▶ PROBLEM DESCRIPTION
Go through the listing below and list every line with "geändert".
□ □ □ □ □ □ □
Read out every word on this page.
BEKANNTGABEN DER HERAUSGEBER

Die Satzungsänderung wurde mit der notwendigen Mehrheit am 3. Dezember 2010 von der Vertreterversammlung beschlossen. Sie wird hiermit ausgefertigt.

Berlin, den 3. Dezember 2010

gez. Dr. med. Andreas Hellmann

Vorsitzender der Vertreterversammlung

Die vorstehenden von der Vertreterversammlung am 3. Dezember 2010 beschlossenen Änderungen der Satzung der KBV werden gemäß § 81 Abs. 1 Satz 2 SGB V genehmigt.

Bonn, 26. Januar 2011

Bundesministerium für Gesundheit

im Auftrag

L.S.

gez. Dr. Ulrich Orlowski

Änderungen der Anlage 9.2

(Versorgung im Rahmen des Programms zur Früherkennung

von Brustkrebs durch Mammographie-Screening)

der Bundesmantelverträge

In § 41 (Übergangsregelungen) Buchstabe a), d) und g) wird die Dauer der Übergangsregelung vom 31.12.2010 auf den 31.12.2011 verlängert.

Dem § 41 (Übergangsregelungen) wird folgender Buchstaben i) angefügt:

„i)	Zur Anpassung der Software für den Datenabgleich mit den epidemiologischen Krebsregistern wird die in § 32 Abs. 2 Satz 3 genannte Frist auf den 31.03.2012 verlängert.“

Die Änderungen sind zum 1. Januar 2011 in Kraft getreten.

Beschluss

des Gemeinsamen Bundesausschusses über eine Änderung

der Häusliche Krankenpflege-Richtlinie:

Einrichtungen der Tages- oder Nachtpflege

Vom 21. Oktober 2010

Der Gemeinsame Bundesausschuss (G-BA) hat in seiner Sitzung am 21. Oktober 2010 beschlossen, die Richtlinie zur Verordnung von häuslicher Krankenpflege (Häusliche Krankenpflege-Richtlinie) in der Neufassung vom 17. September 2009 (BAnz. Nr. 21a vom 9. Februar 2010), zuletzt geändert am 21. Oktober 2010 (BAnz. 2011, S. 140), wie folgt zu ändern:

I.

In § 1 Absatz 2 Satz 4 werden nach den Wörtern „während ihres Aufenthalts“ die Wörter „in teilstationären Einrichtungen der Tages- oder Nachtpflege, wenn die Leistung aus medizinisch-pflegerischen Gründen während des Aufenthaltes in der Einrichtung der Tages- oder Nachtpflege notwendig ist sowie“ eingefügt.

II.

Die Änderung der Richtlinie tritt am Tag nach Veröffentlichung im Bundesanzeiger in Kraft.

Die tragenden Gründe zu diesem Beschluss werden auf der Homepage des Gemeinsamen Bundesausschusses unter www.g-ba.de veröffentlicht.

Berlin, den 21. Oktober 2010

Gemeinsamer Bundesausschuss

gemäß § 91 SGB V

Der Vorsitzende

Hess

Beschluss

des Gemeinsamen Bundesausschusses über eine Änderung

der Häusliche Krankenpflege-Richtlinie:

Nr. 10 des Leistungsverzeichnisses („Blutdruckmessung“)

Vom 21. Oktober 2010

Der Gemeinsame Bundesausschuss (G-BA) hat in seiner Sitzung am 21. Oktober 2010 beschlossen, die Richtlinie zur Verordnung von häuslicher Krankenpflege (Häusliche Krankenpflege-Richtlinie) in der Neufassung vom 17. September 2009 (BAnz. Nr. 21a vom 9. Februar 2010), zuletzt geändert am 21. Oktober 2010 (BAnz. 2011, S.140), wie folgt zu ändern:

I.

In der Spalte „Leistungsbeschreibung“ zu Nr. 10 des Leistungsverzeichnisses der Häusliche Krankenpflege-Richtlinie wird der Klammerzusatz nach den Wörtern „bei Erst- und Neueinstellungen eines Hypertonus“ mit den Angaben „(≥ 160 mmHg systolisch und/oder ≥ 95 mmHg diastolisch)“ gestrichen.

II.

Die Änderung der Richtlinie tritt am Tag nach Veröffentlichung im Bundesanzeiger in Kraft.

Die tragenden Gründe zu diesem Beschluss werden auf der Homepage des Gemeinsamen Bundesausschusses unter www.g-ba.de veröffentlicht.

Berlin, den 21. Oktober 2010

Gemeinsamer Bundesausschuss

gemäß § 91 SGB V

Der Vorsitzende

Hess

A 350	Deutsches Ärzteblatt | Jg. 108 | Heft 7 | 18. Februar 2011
□ □ □ □ □ □ □
▶ PROBLEM SOLUTION
Der Gemeinsame Bundesausschuss (G-BA) hat in seiner Sitzung am 21. Oktober 2010 beschlossen, die Richtlinie zur Verordnung von häuslicher Krankenpflege (Häusliche Krankenpflege-Richtlinie) in der Neufassung vom 17. September 2009 (BAnz. Nr. 21a vom 9. Februar 2010), zuletzt geändert am 21. Oktober 2010 (BAnz. 2011, S. 140), wie folgt zu ändern:
Der Gemeinsame Bundesausschuss (G-BA) hat in seiner Sitzung am 21. Oktober 2010 beschlossen, die Richtlinie zur Verordnung von häuslicher Krankenpflege (Häusliche Krankenpflege-Richtlinie) in der Neufassung vom 17. September 2009 (BAnz. Nr. 21a vom 9. Februar 2010), zuletzt geändert am 21. Oktober 2010 (BAnz. 2011, S.140), wie folgt zu ändern:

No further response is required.